**The problem:** The records below should be written out again, exactly.
>> Begin Data
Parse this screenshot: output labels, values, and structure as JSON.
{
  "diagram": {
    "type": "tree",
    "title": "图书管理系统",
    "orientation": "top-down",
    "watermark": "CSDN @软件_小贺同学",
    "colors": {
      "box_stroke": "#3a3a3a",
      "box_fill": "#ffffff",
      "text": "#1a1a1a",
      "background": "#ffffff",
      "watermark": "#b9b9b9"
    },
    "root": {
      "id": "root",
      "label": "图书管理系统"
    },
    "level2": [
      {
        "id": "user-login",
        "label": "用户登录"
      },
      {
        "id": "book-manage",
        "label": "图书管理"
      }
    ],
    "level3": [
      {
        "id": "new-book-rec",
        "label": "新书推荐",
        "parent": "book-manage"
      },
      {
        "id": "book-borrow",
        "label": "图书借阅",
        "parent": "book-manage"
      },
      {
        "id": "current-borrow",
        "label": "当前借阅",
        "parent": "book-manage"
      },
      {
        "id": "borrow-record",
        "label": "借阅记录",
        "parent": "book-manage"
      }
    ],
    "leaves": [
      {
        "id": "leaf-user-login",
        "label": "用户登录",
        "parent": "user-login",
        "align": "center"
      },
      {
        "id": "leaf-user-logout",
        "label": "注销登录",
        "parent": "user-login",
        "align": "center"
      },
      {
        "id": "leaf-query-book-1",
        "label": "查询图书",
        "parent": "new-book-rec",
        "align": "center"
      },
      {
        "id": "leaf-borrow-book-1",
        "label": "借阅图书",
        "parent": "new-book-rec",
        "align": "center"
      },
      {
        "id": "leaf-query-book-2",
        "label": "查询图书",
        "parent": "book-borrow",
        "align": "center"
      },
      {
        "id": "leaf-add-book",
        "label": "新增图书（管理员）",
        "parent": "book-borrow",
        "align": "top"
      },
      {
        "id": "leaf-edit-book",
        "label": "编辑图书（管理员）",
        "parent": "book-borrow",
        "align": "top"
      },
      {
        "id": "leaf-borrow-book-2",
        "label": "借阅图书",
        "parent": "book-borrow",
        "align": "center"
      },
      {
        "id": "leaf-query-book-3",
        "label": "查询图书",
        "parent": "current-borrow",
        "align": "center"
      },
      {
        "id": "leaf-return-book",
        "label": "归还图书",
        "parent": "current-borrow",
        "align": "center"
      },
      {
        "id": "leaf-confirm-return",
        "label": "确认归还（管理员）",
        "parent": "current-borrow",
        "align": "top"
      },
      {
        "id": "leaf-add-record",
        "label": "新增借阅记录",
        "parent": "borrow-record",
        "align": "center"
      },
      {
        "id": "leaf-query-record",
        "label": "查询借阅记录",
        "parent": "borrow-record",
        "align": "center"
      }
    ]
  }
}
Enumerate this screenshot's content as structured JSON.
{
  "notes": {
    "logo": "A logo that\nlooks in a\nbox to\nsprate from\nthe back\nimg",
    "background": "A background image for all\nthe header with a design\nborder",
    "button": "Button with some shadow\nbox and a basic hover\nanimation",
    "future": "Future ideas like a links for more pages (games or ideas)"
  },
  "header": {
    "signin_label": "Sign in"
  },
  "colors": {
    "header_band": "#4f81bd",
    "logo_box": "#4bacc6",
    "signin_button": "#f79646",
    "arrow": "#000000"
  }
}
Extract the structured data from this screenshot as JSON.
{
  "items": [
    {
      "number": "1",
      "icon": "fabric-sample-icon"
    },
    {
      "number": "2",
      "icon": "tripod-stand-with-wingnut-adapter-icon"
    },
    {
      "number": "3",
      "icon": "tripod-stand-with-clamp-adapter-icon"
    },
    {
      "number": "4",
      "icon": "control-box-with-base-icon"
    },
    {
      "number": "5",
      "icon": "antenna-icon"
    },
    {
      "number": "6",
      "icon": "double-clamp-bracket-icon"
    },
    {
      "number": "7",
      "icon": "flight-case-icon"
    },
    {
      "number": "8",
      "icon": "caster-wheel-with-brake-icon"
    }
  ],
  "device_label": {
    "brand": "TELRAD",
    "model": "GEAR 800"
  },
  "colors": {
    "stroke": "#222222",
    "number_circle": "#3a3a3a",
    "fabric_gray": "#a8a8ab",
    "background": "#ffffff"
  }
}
>> End Data
**Output below:**
Parse this screenshot: output labels, values, and structure as JSON.
{
  "diagram": {
    "type": "tree",
    "title": "图书管理系统",
    "orientation": "top-down",
    "watermark": "CSDN @软件_小贺同学",
    "colors": {
      "box_stroke": "#3a3a3a",
      "box_fill": "#ffffff",
      "text": "#1a1a1a",
      "background": "#ffffff",
      "watermark": "#b9b9b9"
    },
    "root": {
      "id": "root",
      "label": "图书管理系统"
    },
    "level2": [
      {
        "id": "user-login",
        "label": "用户登录"
      },
      {
        "id": "book-manage",
        "label": "图书管理"
      }
    ],
    "level3": [
      {
        "id": "new-book-rec",
        "label": "新书推荐",
        "parent": "book-manage"
      },
      {
        "id": "book-borrow",
        "label": "图书借阅",
        "parent": "book-manage"
      },
      {
        "id": "current-borrow",
        "label": "当前借阅",
        "parent": "book-manage"
      },
      {
        "id": "borrow-record",
        "label": "借阅记录",
        "parent": "book-manage"
      }
    ],
    "leaves": [
      {
        "id": "leaf-user-login",
        "label": "用户登录",
        "parent": "user-login",
        "align": "center"
      },
      {
        "id": "leaf-user-logout",
        "label": "注销登录",
        "parent": "user-login",
        "align": "center"
      },
      {
        "id": "leaf-query-book-1",
        "label": "查询图书",
        "parent": "new-book-rec",
        "align": "center"
      },
      {
        "id": "leaf-borrow-book-1",
        "label": "借阅图书",
        "parent": "new-book-rec",
        "align": "center"
      },
      {
        "id": "leaf-query-book-2",
        "label": "查询图书",
        "parent": "book-borrow",
        "align": "center"
      },
      {
        "id": "leaf-add-book",
        "label": "新增图书（管理员）",
        "parent": "book-borrow",
        "align": "top"
      },
      {
        "id": "leaf-edit-book",
        "label": "编辑图书（管理员）",
        "parent": "book-borrow",
        "align": "top"
      },
      {
        "id": "leaf-borrow-book-2",
        "label": "借阅图书",
        "parent": "book-borrow",
        "align": "center"
      },
      {
        "id": "leaf-query-book-3",
        "label": "查询图书",
        "parent": "current-borrow",
        "align": "center"
      },
      {
        "id": "leaf-return-book",
        "label": "归还图书",
        "parent": "current-borrow",
        "align": "center"
      },
      {
        "id": "leaf-confirm-return",
        "label": "确认归还（管理员）",
        "parent": "current-borrow",
        "align": "top"
      },
      {
        "id": "leaf-add-record",
        "label": "新增借阅记录",
        "parent": "borrow-record",
        "align": "center"
      },
      {
        "id": "leaf-query-record",
        "label": "查询借阅记录",
        "parent": "borrow-record",
        "align": "center"
      }
    ]
  }
}
Enumerate this screenshot's content as structured JSON.
{
  "notes": {
    "logo": "A logo that\nlooks in a\nbox to\nsprate from\nthe back\nimg",
    "background": "A background image for all\nthe header with a design\nborder",
    "button": "Button with some shadow\nbox and a basic hover\nanimation",
    "future": "Future ideas like a links for more pages (games or ideas)"
  },
  "header": {
    "signin_label": "Sign in"
  },
  "colors": {
    "header_band": "#4f81bd",
    "logo_box": "#4bacc6",
    "signin_button": "#f79646",
    "arrow": "#000000"
  }
}
Extract the structured data from this screenshot as JSON.
{
  "items": [
    {
      "number": "1",
      "icon": "fabric-sample-icon"
    },
    {
      "number": "2",
      "icon": "tripod-stand-with-wingnut-adapter-icon"
    },
    {
      "number": "3",
      "icon": "tripod-stand-with-clamp-adapter-icon"
    },
    {
      "number": "4",
      "icon": "control-box-with-base-icon"
    },
    {
      "number": "5",
      "icon": "antenna-icon"
    },
    {
      "number": "6",
      "icon": "double-clamp-bracket-icon"
    },
    {
      "number": "7",
      "icon": "flight-case-icon"
    },
    {
      "number": "8",
      "icon": "caster-wheel-with-brake-icon"
    }
  ],
  "device_label": {
    "brand": "TELRAD",
    "model": "GEAR 800"
  },
  "colors": {
    "stroke": "#222222",
    "number_circle": "#3a3a3a",
    "fabric_gray": "#a8a8ab",
    "background": "#ffffff"
  }
}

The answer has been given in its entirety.